[Entries from a dataset]
________________________

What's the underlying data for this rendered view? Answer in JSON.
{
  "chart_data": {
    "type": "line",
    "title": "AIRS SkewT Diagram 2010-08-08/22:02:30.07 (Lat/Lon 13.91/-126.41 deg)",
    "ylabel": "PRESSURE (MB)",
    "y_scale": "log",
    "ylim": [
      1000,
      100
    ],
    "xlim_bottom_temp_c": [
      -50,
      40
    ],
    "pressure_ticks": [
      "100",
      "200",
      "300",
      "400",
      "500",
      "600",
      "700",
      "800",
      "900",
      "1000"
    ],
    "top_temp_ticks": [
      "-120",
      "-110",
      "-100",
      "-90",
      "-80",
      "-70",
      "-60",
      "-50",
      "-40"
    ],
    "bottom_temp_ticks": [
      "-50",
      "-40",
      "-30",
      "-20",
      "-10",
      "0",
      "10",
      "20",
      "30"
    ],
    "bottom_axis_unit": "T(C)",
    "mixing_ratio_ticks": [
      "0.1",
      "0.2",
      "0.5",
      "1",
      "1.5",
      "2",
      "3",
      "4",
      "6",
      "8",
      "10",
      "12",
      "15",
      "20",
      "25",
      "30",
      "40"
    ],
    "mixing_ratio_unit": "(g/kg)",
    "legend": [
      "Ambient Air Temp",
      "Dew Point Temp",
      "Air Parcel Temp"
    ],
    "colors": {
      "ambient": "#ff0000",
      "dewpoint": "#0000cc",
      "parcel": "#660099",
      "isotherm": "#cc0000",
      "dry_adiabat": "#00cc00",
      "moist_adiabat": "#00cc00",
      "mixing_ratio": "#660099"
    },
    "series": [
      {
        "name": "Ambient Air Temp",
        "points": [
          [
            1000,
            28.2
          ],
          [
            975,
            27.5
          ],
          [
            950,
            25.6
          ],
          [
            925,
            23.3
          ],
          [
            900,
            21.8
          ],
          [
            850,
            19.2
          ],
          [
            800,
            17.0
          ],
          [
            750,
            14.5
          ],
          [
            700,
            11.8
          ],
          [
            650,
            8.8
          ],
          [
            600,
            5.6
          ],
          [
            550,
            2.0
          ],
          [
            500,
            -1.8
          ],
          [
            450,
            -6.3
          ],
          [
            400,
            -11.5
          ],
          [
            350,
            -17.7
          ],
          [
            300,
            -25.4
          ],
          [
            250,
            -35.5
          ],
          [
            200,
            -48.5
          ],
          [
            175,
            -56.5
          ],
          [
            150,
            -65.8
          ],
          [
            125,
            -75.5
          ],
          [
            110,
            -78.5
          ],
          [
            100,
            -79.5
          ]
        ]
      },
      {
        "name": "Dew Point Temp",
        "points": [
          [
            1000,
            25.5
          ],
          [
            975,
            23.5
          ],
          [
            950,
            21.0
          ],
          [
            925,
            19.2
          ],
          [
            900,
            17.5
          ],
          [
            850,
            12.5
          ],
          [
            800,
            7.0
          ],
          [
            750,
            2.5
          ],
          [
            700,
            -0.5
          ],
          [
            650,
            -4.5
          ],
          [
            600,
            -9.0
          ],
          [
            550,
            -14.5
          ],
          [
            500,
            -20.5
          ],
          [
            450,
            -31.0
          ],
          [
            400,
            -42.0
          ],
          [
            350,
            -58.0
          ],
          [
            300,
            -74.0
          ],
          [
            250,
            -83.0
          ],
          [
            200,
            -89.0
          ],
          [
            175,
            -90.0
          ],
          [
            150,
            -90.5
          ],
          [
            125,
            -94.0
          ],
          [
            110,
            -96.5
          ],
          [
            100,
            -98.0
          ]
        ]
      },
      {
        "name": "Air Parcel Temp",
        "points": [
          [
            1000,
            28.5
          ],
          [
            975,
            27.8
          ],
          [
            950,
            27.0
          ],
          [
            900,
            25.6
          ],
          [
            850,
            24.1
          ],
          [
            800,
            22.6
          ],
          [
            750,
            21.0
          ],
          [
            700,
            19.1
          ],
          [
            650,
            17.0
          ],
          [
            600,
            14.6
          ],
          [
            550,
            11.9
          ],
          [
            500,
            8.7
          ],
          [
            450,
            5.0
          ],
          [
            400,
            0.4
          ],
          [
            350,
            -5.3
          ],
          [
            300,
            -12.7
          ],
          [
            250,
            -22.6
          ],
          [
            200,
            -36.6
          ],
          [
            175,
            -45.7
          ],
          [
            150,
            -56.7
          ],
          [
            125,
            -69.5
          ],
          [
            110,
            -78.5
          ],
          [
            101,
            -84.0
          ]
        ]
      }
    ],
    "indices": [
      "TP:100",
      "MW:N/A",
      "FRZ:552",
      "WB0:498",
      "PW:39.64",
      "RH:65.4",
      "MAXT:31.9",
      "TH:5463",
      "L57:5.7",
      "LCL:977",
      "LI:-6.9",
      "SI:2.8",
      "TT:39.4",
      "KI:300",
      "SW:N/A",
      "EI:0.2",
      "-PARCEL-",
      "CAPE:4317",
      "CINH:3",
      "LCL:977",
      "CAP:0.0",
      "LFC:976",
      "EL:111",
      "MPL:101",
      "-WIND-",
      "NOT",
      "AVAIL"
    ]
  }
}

________________________

| Required work |
Identify the lines above that contain the word "name", then copy them.

| Solution for this exercise |
        "name": "Ambient Air Temp",
        "name": "Dew Point Temp",
        "name": "Air Parcel Temp",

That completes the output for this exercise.